◆ **What is expected**
How many of the lines below include "Hand"? Give the number and no other words.

[Raw records]
[start]

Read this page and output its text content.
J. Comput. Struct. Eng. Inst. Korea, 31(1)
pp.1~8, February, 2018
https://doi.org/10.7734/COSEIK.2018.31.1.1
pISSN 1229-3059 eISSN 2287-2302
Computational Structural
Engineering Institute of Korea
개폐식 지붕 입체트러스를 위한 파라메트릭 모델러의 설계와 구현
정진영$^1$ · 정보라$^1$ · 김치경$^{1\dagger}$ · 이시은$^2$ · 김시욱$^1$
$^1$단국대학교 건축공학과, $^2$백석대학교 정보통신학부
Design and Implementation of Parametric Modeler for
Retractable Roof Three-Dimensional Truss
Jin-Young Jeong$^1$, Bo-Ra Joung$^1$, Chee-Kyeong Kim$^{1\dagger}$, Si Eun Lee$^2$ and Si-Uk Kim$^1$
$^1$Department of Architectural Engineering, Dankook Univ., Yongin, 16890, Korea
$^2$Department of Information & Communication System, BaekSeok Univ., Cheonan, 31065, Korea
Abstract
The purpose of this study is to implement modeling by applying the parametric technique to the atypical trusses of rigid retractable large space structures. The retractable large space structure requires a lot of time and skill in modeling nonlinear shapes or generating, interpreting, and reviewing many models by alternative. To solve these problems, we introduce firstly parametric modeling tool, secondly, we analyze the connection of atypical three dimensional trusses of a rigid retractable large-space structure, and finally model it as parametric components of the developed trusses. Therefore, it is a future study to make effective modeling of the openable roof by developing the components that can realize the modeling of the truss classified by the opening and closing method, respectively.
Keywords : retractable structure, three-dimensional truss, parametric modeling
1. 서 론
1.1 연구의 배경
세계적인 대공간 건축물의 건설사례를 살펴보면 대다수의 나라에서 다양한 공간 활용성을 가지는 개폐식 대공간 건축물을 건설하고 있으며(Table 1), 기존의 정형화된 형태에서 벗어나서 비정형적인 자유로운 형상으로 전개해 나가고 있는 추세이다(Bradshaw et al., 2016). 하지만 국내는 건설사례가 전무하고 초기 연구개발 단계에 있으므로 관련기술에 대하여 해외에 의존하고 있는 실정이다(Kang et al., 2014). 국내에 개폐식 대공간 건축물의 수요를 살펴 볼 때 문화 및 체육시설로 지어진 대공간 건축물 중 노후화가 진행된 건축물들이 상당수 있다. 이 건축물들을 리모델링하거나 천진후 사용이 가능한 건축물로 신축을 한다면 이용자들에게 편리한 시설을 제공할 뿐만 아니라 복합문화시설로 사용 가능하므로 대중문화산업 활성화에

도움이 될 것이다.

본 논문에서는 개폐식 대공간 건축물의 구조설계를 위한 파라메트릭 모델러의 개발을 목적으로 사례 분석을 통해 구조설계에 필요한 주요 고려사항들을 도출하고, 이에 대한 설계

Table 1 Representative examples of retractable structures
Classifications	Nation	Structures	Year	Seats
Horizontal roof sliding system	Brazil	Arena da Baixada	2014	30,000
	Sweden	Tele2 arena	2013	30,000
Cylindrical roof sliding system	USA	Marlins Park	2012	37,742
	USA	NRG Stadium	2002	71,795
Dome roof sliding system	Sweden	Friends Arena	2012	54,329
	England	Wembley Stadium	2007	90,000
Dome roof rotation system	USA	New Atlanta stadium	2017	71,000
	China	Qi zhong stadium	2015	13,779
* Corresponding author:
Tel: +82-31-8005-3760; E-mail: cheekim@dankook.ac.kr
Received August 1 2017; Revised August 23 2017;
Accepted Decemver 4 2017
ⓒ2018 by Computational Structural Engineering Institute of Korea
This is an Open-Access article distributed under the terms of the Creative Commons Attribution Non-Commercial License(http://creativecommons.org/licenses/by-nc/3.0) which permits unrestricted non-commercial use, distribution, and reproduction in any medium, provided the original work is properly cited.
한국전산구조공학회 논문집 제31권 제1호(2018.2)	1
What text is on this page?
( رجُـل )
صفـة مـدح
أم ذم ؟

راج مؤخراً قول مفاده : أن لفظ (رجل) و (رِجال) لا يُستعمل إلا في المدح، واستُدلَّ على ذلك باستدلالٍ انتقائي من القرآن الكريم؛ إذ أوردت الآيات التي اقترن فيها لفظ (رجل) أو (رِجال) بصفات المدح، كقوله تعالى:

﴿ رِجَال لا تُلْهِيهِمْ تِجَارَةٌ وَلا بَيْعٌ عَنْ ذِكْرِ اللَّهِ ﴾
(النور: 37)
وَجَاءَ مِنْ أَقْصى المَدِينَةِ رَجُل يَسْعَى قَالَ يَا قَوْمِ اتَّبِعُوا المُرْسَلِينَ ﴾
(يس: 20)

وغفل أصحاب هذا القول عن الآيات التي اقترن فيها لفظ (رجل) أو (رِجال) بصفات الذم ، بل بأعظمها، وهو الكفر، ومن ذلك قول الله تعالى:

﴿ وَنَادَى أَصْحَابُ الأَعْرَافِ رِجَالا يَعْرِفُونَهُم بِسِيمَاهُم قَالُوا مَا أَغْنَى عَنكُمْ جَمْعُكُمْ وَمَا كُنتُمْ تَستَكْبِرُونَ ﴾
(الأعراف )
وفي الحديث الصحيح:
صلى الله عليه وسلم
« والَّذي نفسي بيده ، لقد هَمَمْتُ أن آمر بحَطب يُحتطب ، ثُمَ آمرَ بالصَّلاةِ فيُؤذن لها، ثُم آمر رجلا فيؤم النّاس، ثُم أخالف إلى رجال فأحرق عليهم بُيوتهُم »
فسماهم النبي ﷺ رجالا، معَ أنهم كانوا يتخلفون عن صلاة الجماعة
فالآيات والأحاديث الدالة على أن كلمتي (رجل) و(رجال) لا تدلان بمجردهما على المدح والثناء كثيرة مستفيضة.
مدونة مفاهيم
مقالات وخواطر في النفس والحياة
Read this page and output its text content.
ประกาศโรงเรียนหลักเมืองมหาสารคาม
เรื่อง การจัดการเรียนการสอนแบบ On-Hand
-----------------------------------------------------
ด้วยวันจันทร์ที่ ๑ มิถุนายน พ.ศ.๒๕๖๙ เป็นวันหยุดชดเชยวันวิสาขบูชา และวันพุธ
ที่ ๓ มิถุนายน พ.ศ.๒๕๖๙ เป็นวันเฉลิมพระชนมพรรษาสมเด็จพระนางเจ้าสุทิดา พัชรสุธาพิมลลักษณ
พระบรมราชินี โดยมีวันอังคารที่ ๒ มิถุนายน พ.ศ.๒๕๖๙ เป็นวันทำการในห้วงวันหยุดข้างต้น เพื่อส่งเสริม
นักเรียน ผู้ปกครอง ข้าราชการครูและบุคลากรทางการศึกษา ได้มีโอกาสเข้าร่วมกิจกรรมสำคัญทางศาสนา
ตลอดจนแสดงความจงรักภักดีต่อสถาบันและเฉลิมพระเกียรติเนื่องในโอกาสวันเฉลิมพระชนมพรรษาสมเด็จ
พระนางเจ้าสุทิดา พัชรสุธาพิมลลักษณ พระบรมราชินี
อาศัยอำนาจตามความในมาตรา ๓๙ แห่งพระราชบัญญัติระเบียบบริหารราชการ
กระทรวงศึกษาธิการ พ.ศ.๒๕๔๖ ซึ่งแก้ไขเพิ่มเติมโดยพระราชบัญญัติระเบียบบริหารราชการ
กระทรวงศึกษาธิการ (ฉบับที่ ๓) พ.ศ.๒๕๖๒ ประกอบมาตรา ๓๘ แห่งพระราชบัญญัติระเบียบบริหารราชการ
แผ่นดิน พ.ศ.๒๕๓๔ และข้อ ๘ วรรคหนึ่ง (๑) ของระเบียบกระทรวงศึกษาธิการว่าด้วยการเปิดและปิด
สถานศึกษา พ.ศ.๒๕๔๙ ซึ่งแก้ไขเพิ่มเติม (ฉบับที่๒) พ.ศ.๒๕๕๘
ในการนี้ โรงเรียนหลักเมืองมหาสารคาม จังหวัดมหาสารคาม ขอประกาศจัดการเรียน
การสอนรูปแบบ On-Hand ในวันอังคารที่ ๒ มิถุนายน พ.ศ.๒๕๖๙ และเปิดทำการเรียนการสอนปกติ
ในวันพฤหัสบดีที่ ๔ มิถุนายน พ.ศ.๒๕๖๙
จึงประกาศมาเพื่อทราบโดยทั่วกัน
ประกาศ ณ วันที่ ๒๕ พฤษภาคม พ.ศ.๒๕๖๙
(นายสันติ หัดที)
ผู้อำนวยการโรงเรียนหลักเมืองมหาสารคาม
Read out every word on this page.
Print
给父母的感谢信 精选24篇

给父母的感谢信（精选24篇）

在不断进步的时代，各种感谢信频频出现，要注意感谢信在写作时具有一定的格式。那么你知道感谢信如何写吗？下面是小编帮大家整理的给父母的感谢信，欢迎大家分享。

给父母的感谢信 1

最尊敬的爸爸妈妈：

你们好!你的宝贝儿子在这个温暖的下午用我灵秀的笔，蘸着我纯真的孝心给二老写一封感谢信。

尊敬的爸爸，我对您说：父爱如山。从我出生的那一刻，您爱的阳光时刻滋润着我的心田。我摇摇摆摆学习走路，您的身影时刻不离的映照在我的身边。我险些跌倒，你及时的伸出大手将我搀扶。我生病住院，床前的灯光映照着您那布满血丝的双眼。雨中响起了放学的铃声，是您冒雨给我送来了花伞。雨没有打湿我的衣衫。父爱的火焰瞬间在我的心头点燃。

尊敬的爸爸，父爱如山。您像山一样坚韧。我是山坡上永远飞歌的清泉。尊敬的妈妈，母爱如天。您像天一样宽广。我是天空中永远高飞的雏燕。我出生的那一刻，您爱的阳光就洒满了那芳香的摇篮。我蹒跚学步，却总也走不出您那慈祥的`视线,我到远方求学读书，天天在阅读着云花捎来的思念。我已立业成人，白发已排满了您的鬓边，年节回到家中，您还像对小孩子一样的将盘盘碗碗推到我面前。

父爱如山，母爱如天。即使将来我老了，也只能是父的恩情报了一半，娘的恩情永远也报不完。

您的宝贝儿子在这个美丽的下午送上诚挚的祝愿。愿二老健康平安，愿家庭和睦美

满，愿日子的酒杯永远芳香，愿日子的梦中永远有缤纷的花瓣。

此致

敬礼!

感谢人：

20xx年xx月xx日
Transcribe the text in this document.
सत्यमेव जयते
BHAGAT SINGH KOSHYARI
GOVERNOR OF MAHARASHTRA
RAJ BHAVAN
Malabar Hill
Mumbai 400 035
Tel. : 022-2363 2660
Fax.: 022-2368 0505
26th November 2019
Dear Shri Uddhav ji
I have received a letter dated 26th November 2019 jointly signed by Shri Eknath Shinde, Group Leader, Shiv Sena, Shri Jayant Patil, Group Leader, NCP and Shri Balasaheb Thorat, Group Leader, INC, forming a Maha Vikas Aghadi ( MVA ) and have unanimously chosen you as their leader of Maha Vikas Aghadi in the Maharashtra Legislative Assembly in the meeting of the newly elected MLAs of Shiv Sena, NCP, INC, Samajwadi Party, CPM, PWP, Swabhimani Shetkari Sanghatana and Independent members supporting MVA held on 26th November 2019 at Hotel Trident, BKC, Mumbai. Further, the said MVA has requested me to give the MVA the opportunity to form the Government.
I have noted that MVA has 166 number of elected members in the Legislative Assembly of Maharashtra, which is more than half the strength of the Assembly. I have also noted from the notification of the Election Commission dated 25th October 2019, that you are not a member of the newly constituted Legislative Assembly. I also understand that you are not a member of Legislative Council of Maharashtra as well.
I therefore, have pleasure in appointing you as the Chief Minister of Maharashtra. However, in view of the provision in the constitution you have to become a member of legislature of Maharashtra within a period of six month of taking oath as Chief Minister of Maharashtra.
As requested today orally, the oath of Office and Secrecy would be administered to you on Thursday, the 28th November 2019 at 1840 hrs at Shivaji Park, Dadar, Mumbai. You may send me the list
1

[end]

◆ **Task output**
2